# Work to be completed
From the listing below, extract each line containing the string "неравенству".

Saved entries:
........

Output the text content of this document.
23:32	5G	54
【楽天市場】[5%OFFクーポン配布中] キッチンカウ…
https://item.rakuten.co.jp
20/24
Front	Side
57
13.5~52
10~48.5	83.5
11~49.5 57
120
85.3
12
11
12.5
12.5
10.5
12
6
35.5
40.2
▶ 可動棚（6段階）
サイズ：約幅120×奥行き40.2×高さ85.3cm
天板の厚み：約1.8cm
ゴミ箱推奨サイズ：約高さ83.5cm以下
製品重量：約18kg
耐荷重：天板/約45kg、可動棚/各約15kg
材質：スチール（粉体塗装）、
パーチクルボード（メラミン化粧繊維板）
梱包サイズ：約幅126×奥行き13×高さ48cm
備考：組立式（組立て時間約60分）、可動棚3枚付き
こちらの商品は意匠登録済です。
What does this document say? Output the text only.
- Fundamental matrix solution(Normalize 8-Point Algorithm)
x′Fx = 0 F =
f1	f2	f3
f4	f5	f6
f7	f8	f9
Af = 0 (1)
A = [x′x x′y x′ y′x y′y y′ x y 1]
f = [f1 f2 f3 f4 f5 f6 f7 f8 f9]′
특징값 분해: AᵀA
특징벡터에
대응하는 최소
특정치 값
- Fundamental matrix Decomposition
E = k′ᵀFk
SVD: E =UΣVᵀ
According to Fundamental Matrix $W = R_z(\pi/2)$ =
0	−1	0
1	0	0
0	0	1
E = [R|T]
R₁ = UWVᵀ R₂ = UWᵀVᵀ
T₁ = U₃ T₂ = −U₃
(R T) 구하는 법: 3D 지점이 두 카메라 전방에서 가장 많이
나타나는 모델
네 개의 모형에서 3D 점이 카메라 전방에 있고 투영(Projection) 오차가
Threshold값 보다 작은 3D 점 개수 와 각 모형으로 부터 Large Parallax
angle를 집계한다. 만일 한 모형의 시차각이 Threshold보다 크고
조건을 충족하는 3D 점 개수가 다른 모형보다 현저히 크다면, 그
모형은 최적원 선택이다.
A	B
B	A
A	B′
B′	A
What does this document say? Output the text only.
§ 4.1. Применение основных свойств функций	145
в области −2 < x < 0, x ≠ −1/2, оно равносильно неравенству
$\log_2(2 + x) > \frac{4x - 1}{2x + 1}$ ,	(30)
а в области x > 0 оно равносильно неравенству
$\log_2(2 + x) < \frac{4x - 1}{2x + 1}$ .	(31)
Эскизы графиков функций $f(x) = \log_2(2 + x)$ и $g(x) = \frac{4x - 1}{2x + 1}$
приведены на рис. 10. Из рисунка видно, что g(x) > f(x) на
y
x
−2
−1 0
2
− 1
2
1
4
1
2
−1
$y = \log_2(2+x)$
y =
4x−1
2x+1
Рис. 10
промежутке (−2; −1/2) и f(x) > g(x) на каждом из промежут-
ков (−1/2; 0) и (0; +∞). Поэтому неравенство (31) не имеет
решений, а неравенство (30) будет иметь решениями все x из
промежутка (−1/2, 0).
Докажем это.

........

# Solution for this task
в области −2 < x < 0, x ≠ −1/2, оно равносильно неравенству
а в области x > 0 оно равносильно неравенству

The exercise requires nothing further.